_TO BE DONE_
Pull every line of the entries that has the word "true".

★ ★ ★ ★ ★ ★ ★

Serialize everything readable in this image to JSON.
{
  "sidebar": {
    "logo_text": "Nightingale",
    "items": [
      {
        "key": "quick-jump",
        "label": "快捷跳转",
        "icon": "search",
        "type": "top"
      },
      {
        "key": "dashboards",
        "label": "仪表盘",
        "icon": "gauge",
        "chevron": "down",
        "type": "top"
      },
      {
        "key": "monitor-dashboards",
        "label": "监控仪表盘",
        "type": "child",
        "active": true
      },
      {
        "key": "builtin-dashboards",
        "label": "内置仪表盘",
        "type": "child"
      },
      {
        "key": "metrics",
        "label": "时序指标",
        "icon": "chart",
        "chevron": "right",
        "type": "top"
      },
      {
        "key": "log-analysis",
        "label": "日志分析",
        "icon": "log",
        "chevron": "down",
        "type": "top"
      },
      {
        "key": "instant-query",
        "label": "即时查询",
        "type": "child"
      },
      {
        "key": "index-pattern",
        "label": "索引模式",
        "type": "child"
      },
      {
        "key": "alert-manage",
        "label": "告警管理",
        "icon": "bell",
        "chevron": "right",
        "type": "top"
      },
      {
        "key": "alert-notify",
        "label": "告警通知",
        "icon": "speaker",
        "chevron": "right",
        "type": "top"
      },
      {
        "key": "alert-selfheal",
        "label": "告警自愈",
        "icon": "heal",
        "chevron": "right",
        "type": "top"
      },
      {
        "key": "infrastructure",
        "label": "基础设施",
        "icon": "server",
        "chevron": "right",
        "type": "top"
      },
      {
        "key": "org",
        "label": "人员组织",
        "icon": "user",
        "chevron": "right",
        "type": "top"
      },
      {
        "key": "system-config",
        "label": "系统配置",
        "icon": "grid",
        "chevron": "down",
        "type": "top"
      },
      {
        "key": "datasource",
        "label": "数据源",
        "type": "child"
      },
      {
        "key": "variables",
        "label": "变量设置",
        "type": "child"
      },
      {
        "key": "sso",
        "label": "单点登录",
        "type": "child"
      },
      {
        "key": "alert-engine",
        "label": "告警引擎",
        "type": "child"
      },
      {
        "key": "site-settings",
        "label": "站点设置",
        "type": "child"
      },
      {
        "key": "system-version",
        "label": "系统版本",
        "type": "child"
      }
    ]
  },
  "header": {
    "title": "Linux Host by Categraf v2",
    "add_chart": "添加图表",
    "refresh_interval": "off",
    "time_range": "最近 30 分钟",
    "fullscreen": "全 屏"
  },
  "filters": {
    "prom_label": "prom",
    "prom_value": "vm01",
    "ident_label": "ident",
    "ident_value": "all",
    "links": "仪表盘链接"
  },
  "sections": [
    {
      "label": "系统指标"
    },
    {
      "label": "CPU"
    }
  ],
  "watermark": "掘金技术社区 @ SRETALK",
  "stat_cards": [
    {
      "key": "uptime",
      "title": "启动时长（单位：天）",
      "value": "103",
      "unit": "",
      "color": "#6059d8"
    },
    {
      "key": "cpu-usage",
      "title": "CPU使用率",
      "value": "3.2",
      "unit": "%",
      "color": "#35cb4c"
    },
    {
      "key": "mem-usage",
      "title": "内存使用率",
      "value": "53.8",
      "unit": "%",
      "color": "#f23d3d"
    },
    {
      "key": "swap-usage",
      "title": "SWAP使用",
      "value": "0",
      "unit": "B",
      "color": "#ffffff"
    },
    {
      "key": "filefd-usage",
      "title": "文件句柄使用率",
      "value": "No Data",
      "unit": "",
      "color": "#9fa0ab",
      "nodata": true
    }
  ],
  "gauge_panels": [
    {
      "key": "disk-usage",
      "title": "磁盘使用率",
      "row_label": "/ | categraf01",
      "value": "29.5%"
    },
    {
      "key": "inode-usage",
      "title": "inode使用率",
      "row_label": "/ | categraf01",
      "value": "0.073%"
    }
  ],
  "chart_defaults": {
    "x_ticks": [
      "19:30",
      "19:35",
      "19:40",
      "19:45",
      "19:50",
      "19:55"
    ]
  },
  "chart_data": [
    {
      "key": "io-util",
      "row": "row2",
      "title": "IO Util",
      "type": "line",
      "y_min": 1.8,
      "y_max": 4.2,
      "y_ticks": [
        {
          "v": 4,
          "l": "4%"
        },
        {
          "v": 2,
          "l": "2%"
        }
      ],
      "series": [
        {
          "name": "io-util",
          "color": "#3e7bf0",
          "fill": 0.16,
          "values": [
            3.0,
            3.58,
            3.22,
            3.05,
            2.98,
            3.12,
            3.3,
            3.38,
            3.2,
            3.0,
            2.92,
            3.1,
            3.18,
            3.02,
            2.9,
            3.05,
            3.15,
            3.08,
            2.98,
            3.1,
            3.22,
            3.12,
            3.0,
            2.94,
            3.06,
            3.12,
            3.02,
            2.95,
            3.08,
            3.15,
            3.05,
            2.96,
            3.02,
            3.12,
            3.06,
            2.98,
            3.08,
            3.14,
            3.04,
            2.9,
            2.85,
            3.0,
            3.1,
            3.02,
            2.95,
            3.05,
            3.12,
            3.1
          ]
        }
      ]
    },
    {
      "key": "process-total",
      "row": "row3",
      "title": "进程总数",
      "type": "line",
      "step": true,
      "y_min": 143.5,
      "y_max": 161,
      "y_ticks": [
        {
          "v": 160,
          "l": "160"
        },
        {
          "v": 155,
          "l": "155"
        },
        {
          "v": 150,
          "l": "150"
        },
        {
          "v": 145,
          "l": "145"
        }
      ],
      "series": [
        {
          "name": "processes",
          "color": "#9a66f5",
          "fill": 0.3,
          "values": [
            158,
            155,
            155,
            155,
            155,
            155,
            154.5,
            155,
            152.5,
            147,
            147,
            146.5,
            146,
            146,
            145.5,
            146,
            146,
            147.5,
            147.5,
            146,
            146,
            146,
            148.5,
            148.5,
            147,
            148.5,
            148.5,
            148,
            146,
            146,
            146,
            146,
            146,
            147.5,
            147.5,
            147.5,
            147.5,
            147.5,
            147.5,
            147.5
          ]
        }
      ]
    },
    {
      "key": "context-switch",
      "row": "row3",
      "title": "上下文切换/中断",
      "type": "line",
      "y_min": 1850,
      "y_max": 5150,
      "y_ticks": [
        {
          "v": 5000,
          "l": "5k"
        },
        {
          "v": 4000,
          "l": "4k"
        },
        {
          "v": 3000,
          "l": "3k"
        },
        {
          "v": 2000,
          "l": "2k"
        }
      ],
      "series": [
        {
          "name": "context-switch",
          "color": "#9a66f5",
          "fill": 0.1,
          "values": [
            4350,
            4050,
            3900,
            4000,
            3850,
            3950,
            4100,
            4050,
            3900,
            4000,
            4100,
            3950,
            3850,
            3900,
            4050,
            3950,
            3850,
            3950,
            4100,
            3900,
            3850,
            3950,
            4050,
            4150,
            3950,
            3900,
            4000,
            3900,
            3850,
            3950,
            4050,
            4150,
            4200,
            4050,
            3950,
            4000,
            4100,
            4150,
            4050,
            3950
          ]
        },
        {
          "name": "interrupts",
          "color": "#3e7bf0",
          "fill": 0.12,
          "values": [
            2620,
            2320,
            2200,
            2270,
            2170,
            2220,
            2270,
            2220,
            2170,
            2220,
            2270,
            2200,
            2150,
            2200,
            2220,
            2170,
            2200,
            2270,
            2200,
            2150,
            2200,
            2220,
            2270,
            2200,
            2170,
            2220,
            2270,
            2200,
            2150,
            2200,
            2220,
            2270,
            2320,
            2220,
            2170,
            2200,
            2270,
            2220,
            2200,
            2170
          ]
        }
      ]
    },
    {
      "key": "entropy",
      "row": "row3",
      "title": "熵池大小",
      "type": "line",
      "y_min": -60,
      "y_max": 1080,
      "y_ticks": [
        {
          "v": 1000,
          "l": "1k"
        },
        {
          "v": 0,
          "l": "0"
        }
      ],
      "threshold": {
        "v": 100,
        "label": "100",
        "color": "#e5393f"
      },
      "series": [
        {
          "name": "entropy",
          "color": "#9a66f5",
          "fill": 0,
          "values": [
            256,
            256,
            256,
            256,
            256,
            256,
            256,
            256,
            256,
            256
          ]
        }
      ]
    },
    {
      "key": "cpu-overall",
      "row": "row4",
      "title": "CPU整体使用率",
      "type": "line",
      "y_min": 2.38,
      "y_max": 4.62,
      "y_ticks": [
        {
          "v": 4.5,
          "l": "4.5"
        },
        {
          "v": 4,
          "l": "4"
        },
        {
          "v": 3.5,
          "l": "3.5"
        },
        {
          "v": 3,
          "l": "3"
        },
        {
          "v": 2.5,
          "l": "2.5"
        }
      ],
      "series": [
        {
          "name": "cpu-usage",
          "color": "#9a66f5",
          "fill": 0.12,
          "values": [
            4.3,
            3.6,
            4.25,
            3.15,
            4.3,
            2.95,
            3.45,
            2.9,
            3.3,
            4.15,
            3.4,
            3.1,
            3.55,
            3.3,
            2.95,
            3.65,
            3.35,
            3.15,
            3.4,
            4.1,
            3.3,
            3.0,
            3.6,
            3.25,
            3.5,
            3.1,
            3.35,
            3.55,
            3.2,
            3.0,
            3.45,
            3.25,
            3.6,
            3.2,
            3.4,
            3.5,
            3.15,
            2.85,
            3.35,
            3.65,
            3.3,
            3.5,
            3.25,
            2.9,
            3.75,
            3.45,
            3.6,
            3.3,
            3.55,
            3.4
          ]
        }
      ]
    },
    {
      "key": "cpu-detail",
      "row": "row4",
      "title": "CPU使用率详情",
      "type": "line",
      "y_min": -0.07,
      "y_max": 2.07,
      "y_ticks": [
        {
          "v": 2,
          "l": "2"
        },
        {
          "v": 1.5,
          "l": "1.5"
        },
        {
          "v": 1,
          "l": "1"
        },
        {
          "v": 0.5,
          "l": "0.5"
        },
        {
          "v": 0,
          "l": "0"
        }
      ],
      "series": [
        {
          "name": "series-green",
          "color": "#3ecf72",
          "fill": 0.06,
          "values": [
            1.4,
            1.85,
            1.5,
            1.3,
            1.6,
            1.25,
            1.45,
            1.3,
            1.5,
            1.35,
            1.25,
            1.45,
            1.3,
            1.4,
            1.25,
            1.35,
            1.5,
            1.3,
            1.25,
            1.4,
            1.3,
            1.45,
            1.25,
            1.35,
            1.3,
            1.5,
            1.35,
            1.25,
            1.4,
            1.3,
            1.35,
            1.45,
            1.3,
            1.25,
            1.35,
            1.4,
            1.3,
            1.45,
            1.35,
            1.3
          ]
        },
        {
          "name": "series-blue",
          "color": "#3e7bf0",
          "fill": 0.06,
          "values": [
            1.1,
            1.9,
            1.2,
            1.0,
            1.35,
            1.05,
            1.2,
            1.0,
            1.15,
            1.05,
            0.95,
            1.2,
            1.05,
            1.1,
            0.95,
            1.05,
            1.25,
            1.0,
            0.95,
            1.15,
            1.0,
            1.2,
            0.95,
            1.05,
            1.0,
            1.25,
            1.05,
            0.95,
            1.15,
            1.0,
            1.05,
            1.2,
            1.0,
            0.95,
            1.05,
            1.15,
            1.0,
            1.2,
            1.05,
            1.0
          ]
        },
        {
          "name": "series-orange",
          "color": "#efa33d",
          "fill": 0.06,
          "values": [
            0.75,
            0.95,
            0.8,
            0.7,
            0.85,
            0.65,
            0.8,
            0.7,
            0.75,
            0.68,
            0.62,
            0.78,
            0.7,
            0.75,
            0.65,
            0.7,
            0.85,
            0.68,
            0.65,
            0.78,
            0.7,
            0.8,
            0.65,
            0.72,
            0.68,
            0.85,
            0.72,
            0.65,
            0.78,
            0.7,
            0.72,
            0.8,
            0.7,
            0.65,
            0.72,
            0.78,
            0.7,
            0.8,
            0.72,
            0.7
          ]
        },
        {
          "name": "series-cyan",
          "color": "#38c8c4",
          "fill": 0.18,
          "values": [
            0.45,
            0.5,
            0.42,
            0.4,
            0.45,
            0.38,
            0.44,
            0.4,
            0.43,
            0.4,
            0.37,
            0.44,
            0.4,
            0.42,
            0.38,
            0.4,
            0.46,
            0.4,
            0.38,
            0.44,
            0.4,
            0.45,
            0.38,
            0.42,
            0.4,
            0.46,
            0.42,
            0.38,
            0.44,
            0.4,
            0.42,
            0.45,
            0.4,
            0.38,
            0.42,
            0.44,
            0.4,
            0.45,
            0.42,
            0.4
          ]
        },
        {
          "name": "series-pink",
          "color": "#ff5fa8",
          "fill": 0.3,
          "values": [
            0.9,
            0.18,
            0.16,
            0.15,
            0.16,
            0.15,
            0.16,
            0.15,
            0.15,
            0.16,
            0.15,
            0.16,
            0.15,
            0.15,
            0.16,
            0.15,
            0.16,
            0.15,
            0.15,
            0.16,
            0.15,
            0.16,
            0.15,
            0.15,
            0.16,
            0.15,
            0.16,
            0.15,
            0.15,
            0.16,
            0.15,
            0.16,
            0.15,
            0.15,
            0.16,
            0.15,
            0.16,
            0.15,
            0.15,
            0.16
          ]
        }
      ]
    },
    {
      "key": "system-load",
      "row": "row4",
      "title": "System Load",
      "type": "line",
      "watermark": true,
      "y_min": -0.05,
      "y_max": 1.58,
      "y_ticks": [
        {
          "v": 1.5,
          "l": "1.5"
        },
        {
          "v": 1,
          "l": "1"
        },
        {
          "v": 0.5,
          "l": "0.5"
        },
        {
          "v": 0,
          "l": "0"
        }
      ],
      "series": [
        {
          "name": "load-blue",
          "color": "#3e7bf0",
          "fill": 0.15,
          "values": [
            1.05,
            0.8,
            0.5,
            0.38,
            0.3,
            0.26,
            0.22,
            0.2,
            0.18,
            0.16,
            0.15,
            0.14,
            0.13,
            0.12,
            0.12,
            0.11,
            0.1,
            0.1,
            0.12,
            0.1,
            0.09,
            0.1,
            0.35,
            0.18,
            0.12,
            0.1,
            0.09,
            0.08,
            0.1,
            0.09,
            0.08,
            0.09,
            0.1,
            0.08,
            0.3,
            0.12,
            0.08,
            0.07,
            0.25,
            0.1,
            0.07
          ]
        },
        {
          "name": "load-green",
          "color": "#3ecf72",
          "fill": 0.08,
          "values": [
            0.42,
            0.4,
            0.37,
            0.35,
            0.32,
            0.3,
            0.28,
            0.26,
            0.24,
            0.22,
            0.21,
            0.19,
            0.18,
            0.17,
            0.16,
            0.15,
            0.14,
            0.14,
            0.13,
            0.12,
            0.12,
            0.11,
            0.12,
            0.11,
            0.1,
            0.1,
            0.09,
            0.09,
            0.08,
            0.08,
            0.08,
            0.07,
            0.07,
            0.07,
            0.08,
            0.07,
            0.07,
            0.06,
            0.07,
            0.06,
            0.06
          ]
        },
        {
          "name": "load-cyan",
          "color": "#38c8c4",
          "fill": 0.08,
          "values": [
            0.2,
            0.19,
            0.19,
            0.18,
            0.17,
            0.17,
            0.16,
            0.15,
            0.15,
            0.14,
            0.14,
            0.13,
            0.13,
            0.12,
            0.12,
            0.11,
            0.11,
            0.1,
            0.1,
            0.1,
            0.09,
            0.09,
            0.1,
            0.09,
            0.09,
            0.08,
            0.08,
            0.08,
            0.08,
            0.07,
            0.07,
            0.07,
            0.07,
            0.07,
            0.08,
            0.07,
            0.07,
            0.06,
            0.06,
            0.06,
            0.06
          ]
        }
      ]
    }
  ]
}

★ ★ ★ ★ ★ ★ ★

_EXERCISE RESULT_
        "active": true
      "nodata": true
      "step": true,
      "watermark": true,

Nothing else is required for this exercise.